• [Stated goal] Reproduce the records below in full and exactly, without their images.

(Collected data entries)
◇ ◇ ◇ ◇
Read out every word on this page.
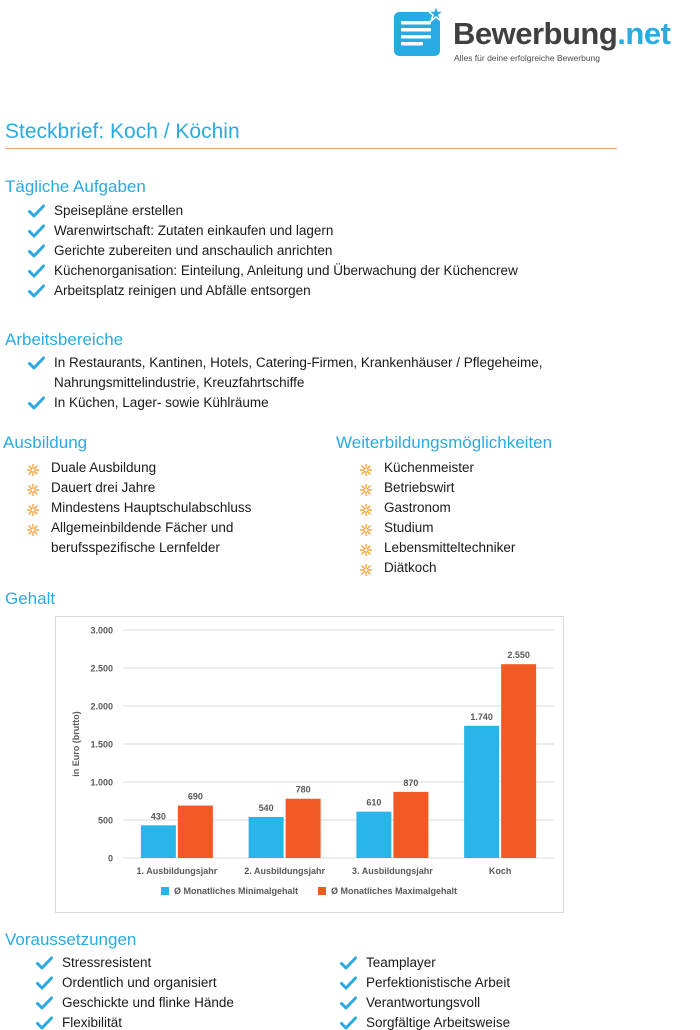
Bewerbung.net
Alles für deine erfolgreiche Bewerbung
Steckbrief: Koch / Köchin
Tägliche Aufgaben
Speisepläne erstellen
Warenwirtschaft: Zutaten einkaufen und lagern
Gerichte zubereiten und anschaulich anrichten
Küchenorganisation: Einteilung, Anleitung und Überwachung der Küchencrew
Arbeitsplatz reinigen und Abfälle entsorgen
Arbeitsbereiche
In Restaurants, Kantinen, Hotels, Catering-Firmen, Krankenhäuser / Pflegeheime, Nahrungsmittelindustrie, Kreuzfahrtschiffe
In Küchen, Lager- sowie Kühlräume
Ausbildung
Duale Ausbildung
Dauert drei Jahre
Mindestens Hauptschulabschluss
Allgemeinbildende Fächer und berufsspezifische Lernfelder
Weiterbildungsmöglichkeiten
Küchenmeister
Betriebswirt
Gastronom
Studium
Lebensmitteltechniker
Diätkoch
Gehalt
0
500
1.000
1.500
2.000
2.500
3.000
in Euro (brutto)
430
690
1. Ausbildungsjahr
540
780
2. Ausbildungsjahr
610
870
3. Ausbildungsjahr
1.740
2.550
Koch
Ø Monatliches Minimalgehalt	Ø Monatliches Maximalgehalt
Voraussetzungen
Stressresistent
Ordentlich und organisiert
Geschickte und flinke Hände
Flexibilität
Teamplayer
Perfektionistische Arbeit
Verantwortungsvoll
Sorgfältige Arbeitsweise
◇ ◇ ◇ ◇
• [Finished task]
Read out every word on this page.
Bewerbung.net
Alles für deine erfolgreiche Bewerbung
Steckbrief: Koch / Köchin
Tägliche Aufgaben
Speisepläne erstellen
Warenwirtschaft: Zutaten einkaufen und lagern
Gerichte zubereiten und anschaulich anrichten
Küchenorganisation: Einteilung, Anleitung und Überwachung der Küchencrew
Arbeitsplatz reinigen und Abfälle entsorgen
Arbeitsbereiche
In Restaurants, Kantinen, Hotels, Catering-Firmen, Krankenhäuser / Pflegeheime, Nahrungsmittelindustrie, Kreuzfahrtschiffe
In Küchen, Lager- sowie Kühlräume
Ausbildung
Duale Ausbildung
Dauert drei Jahre
Mindestens Hauptschulabschluss
Allgemeinbildende Fächer und berufsspezifische Lernfelder
Weiterbildungsmöglichkeiten
Küchenmeister
Betriebswirt
Gastronom
Studium
Lebensmitteltechniker
Diätkoch
Gehalt
0
500
1.000
1.500
2.000
2.500
3.000
in Euro (brutto)
430
690
1. Ausbildungsjahr
540
780
2. Ausbildungsjahr
610
870
3. Ausbildungsjahr
1.740
2.550
Koch
Ø Monatliches Minimalgehalt	Ø Monatliches Maximalgehalt
Voraussetzungen
Stressresistent
Ordentlich und organisiert
Geschickte und flinke Hände
Flexibilität
Teamplayer
Perfektionistische Arbeit
Verantwortungsvoll
Sorgfältige Arbeitsweise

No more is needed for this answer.